▶ Passage shown:
################

Other online offerings may not be fraudulent per se, but may nonetheless fail to comply with the applicable registration provisions of the federal securities laws. While the federal securities laws require the registration of solicitations or “offerings,” some offerings are exempt. Always determine if a securities offering is registered with the SEC or a state, or is otherwise exempt from registration, before investing.

Spam

“Spam” – junk e-mail – often is used to promote bogus investment schemes or to spread false information about a company. With a bulk e-mail program, spammers can send personalized messages to millions of people at once for much less than the cost of cold calling or traditional mail. Many scams, including advance fee frauds, use spam to reach potential victims.

Many of the frauds that show up on social media are not unique to the Internet. These frauds range from “pump and dump” schemes to promises of “guaranteed returns,” from “High Yield Investment Programs” to affinity fraud. 

Investment Scams Targeting Groups

Some investment scams target members of identifiable groups, such as older investors, or religious or military communities. The fraudsters involved in these scams often are – or pretend to be – members of the group. They may enlist respected leaders from the group to spread the word about the scheme, convincing them it is legitimate and worthwhile. Many times, those leaders become unwitting victims of the fraud they helped to promote.

These scams exploit the trust and friendship that exists in groups of people. Because of the tight-knit structure of many groups, outsiders may not know about the investment scam. Victims may try to work things out within the group rather than notify authorities or pursue legal remedies.

These scams often involve “Ponzi” or pyramid schemes where new investor money is used to pay earlier investors, making it appear as if the investment is successful and legitimate.

Never let down your guard because someone you trust brought an investment opportunity to your attention.

Tips to Avoid Fraud

  • Even if you know the person making the investment offer, be sure to research the person’s background, as well as the investment itself – no matter how much you trust the person who brings the investment opportunity to your attention. To research an investment professional, use the free tool on Investor.gov — you’ll be able to check if they are currently licensed and registered, and if they’ve had red flags like customer complaints or disciplinary actions.

################

▶ Problem A:
From the passage on investment fraud, list the frauds the text says can show up on social media.

################

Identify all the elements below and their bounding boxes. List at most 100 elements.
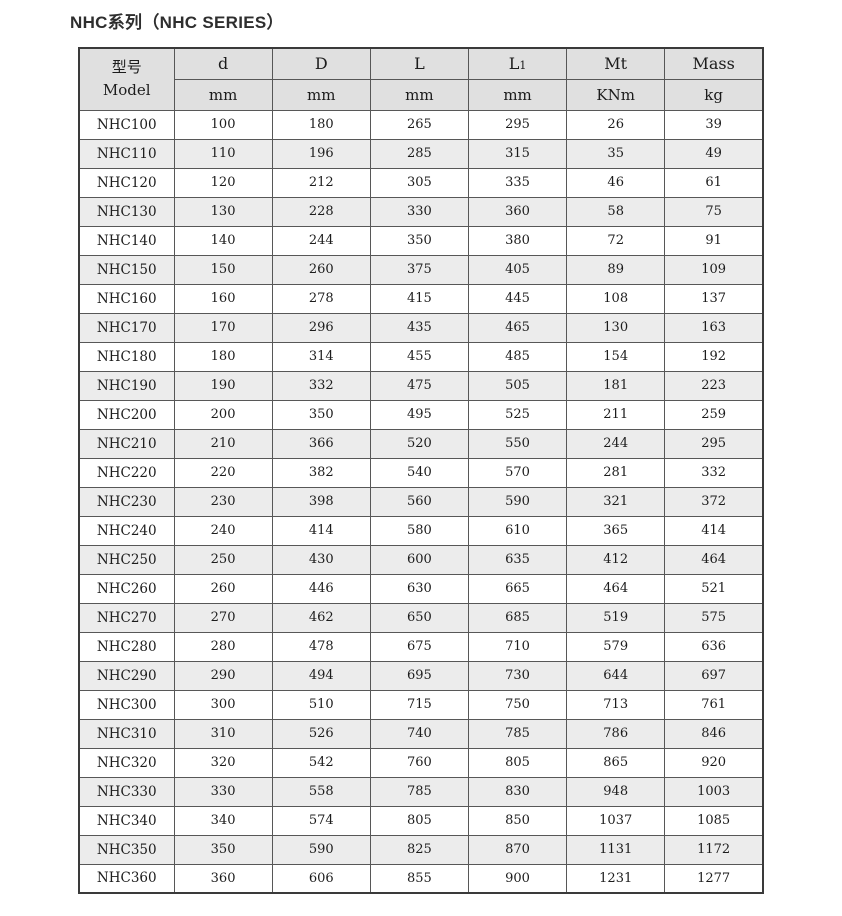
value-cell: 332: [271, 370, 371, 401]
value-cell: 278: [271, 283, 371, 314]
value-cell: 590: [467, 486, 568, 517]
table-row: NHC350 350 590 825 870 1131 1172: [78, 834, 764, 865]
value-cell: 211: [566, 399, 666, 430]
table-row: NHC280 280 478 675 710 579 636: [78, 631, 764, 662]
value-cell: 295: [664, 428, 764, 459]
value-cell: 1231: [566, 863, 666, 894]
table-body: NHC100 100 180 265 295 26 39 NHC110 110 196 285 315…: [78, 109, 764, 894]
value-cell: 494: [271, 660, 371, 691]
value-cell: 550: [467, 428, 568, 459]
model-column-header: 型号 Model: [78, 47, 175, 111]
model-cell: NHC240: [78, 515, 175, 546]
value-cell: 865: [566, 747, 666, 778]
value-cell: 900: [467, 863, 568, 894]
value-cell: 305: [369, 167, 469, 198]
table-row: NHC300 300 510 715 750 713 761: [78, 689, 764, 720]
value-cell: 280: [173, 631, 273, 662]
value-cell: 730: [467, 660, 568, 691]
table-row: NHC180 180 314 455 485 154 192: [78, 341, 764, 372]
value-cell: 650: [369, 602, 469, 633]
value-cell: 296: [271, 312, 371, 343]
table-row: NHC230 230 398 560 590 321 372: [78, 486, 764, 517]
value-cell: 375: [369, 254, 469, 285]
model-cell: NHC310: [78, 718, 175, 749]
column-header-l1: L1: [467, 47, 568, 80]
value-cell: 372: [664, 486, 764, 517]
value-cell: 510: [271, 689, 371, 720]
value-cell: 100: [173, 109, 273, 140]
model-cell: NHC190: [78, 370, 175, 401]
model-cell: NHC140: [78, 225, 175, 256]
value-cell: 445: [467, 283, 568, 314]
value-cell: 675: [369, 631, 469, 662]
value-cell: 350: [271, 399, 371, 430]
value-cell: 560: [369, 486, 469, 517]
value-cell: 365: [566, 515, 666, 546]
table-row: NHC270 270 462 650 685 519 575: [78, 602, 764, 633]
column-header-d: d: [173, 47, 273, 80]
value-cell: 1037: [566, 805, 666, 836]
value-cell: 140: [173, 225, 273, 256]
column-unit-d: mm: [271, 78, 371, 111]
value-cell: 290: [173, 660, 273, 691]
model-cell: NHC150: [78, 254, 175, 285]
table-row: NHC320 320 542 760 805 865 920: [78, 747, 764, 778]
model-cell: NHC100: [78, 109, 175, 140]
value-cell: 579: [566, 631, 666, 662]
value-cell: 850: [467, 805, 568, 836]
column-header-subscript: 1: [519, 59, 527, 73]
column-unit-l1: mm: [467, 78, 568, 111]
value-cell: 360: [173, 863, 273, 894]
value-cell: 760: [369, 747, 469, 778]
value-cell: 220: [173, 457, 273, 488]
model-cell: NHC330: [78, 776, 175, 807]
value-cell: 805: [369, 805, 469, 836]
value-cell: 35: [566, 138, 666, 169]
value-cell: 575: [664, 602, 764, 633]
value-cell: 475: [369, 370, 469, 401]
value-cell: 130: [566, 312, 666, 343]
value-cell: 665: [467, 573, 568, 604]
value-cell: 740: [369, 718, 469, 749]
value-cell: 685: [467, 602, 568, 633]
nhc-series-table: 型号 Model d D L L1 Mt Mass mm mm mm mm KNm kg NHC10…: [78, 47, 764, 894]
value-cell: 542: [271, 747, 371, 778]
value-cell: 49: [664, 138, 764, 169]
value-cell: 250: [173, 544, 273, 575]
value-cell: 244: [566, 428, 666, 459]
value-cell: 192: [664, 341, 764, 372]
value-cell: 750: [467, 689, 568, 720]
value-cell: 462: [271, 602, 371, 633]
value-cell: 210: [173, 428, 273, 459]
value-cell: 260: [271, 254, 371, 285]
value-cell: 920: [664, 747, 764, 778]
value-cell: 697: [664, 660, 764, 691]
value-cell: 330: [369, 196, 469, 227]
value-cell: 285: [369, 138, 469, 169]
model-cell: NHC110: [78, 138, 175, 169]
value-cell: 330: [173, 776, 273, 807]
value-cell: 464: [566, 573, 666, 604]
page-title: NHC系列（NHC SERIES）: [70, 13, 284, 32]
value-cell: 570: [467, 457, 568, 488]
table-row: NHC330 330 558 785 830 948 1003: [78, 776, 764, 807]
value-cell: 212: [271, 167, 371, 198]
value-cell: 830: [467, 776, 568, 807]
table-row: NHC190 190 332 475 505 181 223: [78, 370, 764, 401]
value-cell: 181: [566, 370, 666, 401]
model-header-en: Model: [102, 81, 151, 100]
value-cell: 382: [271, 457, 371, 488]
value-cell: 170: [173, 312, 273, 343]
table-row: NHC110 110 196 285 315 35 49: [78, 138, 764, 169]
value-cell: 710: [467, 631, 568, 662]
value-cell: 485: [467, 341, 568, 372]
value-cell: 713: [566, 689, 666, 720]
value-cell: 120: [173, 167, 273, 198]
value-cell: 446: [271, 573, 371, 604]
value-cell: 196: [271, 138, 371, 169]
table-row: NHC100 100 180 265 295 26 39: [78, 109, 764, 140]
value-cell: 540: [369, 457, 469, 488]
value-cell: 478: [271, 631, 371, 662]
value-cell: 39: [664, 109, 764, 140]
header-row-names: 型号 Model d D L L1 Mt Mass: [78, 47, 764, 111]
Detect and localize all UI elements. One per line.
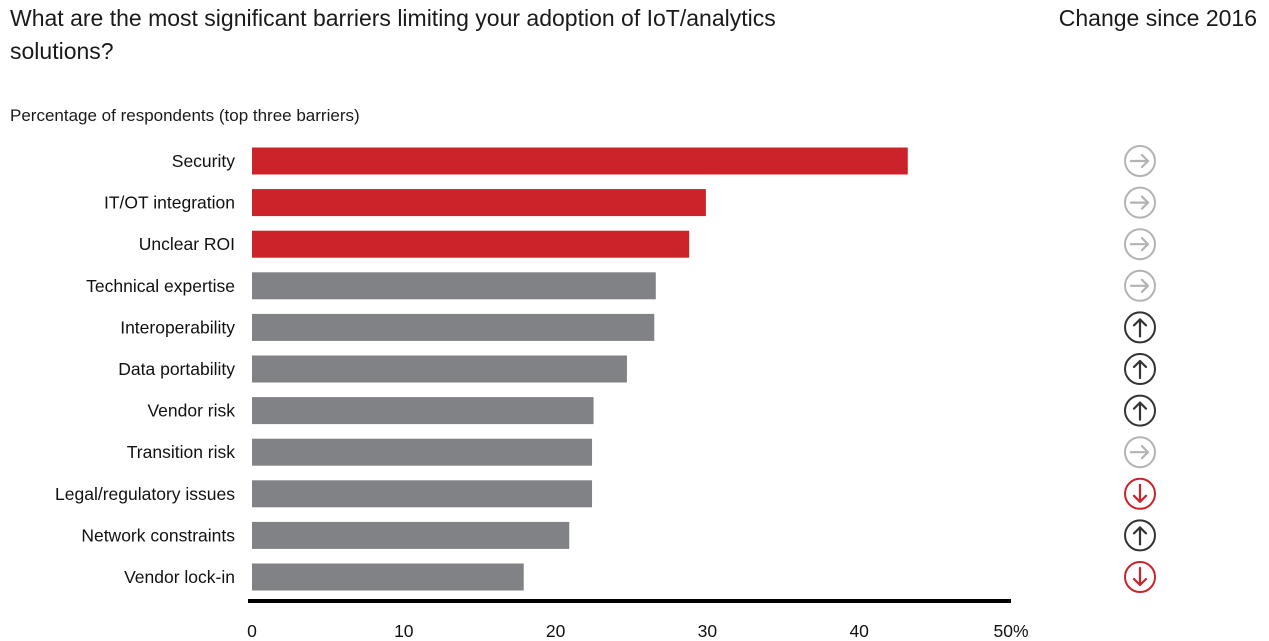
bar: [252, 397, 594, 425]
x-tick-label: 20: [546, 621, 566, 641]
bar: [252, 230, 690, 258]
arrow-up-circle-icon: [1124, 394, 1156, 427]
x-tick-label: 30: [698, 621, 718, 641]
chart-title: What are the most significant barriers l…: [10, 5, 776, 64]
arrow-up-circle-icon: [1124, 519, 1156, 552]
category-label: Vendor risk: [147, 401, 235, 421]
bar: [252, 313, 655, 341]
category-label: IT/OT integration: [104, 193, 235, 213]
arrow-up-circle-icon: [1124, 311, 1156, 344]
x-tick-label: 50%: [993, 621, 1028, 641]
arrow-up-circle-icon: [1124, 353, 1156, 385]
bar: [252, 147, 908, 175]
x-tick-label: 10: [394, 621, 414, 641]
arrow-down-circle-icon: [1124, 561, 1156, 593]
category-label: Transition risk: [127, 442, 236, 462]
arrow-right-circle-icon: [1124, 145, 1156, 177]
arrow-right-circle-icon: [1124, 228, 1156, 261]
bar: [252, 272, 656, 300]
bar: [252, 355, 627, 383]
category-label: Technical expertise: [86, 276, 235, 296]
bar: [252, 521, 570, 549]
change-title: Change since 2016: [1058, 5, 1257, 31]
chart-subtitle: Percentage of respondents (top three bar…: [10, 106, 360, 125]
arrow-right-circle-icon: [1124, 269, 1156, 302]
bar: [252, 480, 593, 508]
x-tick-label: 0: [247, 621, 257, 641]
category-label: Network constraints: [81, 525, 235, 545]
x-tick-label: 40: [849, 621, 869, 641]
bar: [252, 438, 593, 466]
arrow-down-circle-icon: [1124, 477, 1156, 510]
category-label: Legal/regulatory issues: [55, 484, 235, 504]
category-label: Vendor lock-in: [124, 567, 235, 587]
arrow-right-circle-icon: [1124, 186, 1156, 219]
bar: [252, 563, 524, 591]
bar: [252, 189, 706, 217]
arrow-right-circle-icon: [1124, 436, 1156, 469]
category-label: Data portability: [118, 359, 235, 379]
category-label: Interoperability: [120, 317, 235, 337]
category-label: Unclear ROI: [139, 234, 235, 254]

################

▶ Problem B:
Collect every line of the entries that contains the string "elements". Case counts.

▶ Correct output A:
- "pump and dump" schemes
- promises of "guaranteed returns"
- "High Yield Investment Programs"
- affinity fraud

▶ Correct output B:
Identify all the elements below and their bounding boxes. List at most 100 elements.
Detect and localize all UI elements. One per line.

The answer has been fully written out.